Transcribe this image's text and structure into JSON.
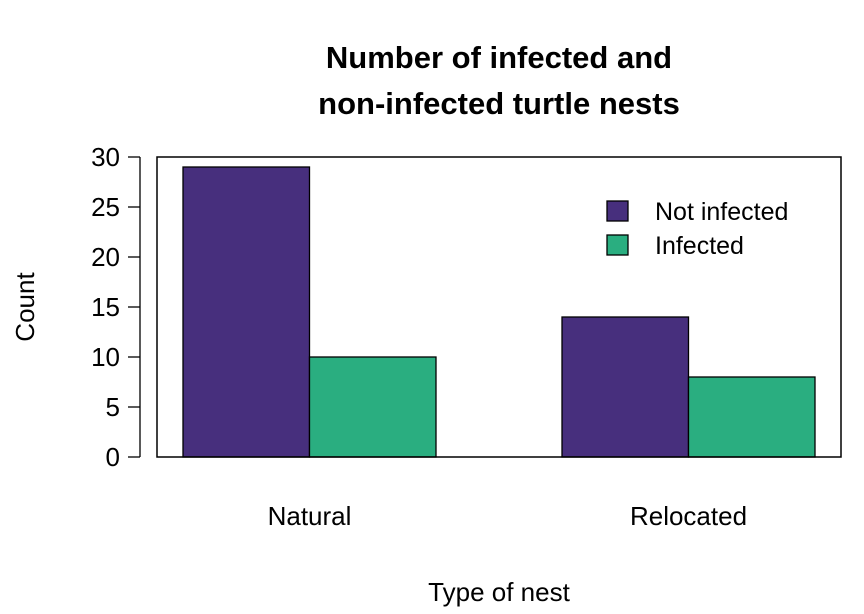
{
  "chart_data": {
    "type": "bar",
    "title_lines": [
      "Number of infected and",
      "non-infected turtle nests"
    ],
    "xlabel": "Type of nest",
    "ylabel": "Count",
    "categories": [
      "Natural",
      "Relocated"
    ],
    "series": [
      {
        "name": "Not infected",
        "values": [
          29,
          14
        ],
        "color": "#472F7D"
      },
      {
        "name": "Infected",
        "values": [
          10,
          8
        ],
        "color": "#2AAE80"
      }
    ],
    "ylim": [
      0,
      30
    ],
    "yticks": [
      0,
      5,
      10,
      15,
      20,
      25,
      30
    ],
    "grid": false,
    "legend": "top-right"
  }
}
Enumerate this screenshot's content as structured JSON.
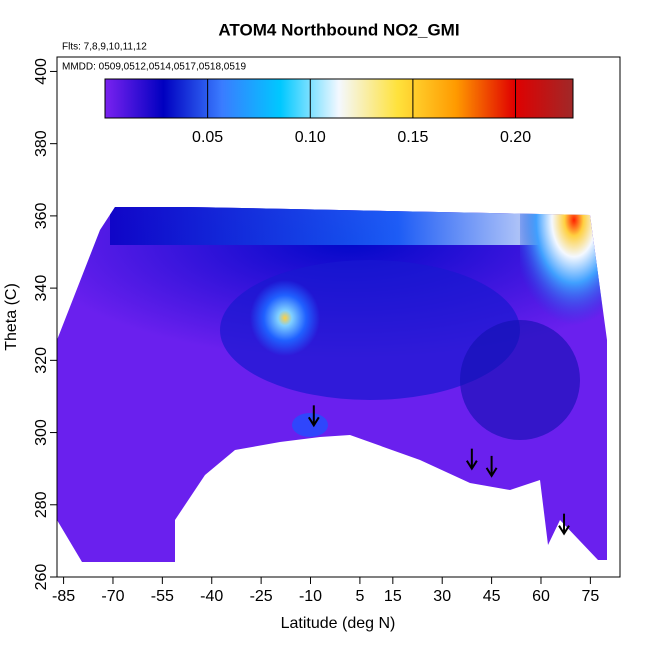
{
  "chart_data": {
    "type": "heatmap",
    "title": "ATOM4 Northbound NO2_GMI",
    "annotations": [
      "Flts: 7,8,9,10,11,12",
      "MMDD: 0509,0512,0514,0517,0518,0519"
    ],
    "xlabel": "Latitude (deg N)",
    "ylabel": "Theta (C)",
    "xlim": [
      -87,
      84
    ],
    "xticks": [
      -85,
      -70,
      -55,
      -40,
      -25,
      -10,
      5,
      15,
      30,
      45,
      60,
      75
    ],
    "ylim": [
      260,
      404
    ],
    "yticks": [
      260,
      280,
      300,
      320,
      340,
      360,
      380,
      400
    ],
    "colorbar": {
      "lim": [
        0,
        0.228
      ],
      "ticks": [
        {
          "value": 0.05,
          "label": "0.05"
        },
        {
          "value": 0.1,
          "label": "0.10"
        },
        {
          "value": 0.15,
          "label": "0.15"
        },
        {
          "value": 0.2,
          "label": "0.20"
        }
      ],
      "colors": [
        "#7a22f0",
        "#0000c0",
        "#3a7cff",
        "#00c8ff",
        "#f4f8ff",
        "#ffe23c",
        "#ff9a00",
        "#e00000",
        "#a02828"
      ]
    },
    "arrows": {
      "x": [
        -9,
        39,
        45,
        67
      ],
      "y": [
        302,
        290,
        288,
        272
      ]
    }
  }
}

PROBLEM: Look through the entries above. Extract each line with the word "xlabel".

ANSWER TO THIS PROBLEM:
    "xlabel": "Type of nest",
    "xlabel": "Latitude (deg N)",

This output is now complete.